EXERCISE PROMPT => Sift the material for lines containing "with", and return them.

RECORDS FOR THE EXERCISE =>
◆ ◆ ◆ ◆ ◆
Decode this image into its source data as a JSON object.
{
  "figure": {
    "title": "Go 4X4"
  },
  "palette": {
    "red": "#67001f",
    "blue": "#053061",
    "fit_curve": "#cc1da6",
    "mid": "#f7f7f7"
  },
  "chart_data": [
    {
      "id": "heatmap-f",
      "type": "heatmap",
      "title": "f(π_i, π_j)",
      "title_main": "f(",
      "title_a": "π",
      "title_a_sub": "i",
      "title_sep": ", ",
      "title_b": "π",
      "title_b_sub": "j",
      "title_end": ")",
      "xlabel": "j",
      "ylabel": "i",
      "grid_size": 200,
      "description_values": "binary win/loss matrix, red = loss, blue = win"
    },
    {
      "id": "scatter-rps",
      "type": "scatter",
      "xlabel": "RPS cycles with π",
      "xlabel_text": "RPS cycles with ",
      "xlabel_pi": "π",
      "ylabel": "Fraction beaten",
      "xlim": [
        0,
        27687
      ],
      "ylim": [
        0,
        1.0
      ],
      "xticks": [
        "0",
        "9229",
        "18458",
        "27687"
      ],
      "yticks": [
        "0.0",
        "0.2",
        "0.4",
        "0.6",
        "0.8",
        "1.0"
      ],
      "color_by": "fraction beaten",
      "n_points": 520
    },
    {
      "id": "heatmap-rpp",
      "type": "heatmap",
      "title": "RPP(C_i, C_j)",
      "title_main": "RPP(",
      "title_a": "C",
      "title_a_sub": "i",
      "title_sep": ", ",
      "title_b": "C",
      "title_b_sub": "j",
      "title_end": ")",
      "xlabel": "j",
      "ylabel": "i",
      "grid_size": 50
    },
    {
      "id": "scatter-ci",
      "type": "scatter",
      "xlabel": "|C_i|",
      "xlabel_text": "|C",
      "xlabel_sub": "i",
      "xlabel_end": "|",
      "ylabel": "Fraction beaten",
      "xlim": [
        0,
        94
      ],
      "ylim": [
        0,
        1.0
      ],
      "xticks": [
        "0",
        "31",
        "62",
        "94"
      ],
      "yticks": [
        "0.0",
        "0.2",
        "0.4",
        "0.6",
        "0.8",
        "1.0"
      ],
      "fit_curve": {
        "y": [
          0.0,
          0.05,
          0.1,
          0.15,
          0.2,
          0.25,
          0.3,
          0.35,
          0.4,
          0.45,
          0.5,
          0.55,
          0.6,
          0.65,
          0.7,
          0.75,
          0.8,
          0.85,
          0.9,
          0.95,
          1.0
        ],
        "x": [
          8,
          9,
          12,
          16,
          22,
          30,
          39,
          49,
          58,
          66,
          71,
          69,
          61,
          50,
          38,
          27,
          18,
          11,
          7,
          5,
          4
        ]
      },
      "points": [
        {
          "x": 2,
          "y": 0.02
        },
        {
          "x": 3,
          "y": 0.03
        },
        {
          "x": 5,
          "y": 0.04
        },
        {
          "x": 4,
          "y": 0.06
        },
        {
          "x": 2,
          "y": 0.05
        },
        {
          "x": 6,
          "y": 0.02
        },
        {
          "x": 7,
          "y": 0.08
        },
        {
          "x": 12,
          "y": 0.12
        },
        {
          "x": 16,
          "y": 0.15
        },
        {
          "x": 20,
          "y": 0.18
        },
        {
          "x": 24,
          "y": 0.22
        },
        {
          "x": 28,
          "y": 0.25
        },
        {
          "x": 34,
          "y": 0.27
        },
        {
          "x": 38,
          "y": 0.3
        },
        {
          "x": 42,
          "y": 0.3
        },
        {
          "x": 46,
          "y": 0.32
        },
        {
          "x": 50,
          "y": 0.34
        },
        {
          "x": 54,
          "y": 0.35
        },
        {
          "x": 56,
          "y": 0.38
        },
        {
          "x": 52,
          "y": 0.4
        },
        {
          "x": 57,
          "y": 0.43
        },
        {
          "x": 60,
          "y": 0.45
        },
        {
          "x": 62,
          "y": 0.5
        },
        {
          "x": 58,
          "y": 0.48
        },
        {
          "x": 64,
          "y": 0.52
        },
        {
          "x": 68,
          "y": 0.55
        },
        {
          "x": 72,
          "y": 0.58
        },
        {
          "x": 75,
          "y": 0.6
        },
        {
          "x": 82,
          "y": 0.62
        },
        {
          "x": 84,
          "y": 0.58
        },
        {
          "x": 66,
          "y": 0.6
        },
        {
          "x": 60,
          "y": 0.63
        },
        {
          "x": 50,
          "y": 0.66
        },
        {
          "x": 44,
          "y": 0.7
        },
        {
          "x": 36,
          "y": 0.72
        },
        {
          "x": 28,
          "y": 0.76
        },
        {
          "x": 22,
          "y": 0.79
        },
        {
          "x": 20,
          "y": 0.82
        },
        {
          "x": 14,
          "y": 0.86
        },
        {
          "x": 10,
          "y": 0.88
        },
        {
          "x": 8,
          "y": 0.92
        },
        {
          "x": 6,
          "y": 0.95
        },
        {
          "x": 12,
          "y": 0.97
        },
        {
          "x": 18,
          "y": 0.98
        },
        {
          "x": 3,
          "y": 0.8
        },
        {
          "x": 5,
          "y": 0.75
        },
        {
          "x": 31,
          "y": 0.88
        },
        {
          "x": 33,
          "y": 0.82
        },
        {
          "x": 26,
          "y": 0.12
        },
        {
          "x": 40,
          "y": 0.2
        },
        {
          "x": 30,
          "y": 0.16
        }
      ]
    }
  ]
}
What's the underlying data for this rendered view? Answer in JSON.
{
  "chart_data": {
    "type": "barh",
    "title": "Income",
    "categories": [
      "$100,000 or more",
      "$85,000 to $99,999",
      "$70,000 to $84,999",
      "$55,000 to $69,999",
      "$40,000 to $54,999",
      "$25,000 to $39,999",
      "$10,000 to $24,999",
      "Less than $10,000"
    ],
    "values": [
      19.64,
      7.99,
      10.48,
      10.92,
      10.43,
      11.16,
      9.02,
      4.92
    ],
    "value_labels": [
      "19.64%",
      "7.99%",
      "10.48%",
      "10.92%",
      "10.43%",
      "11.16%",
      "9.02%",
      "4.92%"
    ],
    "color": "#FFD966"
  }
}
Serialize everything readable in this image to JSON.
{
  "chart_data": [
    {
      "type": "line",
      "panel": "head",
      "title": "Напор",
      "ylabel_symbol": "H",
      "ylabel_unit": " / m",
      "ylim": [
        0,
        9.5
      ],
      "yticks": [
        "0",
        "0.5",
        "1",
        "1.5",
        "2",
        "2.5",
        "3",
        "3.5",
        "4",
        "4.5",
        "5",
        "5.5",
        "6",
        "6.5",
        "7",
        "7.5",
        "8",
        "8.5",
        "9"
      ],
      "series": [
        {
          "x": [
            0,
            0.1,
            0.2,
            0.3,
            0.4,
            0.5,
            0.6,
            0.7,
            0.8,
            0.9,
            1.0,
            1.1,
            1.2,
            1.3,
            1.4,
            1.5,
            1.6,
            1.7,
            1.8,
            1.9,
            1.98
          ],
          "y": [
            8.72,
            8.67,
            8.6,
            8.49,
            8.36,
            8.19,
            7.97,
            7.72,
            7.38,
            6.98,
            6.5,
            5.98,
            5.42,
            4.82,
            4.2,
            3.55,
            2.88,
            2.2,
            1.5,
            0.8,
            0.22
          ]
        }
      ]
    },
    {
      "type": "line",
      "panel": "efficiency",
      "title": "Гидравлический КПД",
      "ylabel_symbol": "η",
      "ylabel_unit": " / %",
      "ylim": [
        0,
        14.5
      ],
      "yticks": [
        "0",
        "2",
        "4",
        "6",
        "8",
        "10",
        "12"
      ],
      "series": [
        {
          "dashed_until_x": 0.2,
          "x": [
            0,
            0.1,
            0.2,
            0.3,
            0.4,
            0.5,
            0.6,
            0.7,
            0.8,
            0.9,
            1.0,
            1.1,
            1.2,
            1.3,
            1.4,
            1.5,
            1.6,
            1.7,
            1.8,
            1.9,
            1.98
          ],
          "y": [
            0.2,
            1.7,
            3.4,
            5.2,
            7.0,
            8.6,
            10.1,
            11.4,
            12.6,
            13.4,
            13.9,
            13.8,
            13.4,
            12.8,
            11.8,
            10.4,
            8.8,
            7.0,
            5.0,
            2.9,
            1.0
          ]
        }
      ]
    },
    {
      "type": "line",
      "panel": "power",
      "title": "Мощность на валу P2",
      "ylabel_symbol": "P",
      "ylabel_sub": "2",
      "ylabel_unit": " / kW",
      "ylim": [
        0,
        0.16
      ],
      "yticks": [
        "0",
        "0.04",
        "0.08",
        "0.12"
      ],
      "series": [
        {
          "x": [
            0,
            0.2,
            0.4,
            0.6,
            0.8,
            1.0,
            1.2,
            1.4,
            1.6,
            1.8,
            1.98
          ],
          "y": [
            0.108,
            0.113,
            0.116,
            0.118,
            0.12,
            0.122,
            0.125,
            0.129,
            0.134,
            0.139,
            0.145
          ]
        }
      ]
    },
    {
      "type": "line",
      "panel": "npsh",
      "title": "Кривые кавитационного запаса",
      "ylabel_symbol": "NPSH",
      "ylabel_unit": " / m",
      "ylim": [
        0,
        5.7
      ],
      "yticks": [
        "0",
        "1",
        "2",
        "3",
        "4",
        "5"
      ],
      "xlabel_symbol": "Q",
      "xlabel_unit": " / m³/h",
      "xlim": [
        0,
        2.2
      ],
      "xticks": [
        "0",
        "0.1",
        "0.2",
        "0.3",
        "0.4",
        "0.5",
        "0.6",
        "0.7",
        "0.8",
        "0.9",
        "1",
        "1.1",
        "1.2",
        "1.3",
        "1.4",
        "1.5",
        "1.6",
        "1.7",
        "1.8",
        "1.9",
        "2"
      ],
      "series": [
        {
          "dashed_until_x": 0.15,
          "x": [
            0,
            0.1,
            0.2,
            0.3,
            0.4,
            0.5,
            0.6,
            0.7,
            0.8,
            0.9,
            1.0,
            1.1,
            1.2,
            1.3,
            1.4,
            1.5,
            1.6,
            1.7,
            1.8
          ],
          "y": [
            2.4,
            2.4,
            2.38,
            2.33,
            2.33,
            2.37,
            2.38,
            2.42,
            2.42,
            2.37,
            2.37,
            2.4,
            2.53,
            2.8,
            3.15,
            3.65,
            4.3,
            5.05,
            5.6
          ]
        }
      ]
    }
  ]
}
◆ ◆ ◆ ◆ ◆
FINAL ANSWER =>
      "xlabel": "RPS cycles with π",
      "xlabel_text": "RPS cycles with ",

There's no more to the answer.